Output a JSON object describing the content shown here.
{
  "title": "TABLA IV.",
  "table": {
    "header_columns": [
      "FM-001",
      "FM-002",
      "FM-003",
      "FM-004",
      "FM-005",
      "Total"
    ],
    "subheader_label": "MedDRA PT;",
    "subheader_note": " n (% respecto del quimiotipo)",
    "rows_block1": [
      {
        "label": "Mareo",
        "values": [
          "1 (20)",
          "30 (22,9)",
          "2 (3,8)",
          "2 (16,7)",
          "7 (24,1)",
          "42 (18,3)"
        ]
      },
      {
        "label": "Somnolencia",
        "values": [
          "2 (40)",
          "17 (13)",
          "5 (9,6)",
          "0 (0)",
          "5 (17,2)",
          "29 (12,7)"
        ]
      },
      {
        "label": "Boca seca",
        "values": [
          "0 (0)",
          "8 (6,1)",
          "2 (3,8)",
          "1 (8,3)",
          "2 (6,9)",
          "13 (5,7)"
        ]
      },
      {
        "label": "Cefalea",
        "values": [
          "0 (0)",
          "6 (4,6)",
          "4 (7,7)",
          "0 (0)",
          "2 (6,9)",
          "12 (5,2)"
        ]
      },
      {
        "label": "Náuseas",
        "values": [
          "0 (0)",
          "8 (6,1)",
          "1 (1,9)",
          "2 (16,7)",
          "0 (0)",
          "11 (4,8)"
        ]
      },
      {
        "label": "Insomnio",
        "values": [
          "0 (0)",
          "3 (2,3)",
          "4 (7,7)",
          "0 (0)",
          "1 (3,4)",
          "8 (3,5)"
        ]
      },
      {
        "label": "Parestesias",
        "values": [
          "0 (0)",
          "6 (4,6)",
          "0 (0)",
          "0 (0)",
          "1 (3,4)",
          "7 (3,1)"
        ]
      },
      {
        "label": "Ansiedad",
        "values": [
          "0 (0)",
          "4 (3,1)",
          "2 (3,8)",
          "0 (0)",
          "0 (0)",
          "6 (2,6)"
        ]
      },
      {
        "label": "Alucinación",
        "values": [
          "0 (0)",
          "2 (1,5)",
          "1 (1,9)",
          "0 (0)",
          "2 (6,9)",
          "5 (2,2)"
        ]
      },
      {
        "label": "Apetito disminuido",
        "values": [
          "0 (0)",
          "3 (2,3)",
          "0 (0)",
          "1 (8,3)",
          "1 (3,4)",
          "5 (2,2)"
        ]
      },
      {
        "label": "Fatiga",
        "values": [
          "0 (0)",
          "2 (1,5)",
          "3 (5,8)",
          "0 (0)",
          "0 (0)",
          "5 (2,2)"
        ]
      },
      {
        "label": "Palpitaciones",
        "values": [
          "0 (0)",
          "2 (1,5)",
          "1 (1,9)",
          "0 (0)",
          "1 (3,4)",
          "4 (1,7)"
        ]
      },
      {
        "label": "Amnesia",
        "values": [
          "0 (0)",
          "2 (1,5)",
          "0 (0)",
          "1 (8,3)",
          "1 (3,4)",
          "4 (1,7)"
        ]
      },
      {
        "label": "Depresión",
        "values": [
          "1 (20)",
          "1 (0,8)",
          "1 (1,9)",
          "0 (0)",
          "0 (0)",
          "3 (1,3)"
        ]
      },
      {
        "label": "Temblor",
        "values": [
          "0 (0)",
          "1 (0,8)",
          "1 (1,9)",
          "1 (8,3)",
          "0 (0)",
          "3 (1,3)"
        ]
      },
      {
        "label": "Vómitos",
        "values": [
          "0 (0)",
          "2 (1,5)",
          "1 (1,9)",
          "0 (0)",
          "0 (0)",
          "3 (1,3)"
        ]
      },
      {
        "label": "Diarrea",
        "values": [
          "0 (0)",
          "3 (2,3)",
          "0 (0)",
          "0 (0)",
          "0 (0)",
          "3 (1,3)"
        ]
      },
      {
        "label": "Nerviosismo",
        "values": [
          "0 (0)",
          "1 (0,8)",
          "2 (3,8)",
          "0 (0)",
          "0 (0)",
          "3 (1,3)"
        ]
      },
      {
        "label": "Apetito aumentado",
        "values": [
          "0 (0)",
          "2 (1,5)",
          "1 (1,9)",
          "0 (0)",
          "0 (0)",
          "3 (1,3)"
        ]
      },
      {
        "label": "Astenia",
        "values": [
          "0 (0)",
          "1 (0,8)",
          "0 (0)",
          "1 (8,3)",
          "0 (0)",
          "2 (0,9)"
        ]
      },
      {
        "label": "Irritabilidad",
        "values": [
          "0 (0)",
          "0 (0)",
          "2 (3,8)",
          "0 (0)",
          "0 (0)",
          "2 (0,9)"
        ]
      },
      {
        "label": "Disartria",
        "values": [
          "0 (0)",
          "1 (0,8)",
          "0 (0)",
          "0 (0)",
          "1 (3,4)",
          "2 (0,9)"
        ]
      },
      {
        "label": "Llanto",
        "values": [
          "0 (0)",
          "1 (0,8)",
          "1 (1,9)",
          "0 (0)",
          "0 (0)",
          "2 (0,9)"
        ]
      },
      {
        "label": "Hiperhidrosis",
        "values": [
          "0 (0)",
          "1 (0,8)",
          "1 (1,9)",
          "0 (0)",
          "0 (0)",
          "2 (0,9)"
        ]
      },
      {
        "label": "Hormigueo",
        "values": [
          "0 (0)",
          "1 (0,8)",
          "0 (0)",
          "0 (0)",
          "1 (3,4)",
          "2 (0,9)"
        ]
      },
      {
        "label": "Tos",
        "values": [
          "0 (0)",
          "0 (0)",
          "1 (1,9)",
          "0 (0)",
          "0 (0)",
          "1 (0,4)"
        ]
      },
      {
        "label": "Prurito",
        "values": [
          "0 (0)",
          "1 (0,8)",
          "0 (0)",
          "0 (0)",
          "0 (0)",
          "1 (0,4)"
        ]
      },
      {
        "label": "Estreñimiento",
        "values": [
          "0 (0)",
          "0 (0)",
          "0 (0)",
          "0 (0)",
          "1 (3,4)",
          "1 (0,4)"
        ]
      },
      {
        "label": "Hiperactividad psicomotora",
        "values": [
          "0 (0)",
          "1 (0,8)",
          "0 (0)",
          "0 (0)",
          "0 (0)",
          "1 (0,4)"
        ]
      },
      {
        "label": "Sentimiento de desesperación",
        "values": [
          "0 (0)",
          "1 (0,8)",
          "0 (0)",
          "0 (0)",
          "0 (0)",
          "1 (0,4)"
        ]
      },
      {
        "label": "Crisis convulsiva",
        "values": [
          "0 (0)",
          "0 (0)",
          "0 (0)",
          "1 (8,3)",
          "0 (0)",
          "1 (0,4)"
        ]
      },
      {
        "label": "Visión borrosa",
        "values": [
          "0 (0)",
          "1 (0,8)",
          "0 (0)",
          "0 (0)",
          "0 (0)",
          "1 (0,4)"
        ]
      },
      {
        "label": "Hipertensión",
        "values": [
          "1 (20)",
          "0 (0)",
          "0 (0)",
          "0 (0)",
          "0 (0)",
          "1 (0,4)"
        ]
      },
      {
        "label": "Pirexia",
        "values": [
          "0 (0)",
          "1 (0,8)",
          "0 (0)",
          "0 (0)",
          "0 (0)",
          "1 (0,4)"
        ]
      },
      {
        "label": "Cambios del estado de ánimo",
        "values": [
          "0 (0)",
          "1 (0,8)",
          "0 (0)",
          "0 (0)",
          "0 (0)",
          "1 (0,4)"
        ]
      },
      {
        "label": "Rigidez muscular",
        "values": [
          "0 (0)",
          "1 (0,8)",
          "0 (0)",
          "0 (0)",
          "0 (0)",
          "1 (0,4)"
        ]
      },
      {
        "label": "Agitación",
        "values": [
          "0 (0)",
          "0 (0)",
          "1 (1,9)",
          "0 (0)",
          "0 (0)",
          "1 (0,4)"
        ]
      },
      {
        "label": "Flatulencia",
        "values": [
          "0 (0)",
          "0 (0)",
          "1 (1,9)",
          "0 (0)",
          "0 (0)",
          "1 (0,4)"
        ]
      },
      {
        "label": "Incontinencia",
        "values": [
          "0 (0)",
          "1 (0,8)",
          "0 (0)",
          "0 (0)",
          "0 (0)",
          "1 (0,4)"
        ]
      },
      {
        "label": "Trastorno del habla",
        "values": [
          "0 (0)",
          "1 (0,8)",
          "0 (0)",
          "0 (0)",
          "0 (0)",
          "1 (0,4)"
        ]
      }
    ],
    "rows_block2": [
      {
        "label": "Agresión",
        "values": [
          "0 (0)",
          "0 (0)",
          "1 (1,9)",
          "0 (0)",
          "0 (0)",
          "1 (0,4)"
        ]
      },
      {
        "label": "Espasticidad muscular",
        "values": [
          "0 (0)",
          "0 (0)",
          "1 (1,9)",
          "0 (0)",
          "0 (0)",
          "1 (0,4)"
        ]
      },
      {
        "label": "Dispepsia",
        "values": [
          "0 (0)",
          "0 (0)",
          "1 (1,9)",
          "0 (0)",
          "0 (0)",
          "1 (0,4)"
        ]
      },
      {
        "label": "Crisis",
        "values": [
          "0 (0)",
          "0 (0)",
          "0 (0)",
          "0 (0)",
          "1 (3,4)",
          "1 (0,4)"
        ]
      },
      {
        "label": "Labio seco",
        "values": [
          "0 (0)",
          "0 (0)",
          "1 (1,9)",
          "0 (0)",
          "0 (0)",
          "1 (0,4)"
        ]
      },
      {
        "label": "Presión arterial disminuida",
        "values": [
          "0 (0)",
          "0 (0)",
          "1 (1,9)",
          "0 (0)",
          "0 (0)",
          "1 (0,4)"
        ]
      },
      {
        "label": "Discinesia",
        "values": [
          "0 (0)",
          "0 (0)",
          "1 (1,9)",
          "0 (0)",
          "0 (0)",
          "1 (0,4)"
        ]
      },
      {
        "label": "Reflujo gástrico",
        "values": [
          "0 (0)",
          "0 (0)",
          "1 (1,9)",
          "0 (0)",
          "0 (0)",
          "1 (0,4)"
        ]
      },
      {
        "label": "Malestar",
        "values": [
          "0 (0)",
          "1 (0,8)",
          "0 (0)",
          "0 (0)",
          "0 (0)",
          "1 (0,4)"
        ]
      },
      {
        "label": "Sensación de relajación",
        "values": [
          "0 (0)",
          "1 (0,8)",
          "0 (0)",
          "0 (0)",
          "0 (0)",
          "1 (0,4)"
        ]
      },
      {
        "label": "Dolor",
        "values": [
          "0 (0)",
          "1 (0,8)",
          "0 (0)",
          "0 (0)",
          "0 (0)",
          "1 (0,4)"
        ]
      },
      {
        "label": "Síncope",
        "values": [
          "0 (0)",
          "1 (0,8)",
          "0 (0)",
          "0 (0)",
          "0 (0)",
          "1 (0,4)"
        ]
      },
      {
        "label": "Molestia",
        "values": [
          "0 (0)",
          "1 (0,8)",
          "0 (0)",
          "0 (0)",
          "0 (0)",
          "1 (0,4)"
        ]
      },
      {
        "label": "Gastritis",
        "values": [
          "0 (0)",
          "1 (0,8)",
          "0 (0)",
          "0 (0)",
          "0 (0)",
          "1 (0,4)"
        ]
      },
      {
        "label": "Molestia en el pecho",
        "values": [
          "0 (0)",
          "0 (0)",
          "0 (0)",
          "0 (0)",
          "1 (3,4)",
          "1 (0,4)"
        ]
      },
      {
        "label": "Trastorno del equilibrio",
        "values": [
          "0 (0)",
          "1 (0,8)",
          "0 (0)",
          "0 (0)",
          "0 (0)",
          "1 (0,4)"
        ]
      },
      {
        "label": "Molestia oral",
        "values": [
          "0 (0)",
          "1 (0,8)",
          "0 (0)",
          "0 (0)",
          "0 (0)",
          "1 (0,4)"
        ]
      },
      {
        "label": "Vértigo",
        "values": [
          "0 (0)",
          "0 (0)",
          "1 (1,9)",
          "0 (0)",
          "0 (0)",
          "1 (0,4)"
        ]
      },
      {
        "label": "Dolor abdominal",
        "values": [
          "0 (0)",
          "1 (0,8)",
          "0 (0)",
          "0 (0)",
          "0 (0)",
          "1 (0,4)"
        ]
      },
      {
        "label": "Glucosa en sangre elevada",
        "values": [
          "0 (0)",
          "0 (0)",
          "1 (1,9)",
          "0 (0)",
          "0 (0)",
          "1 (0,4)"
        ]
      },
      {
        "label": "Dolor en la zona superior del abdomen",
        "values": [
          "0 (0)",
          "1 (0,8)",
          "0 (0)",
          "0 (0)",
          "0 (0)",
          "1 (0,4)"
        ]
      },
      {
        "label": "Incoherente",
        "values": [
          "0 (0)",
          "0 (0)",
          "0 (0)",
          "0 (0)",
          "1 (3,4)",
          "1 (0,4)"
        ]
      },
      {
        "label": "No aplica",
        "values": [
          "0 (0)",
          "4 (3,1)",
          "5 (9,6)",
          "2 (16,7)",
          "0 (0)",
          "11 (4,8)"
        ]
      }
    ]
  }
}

### Exercise brief
All lines of the data above that include the word "Crisis" must be shown.

### Answer to this problem
        "label": "Crisis convulsiva",
        "label": "Crisis",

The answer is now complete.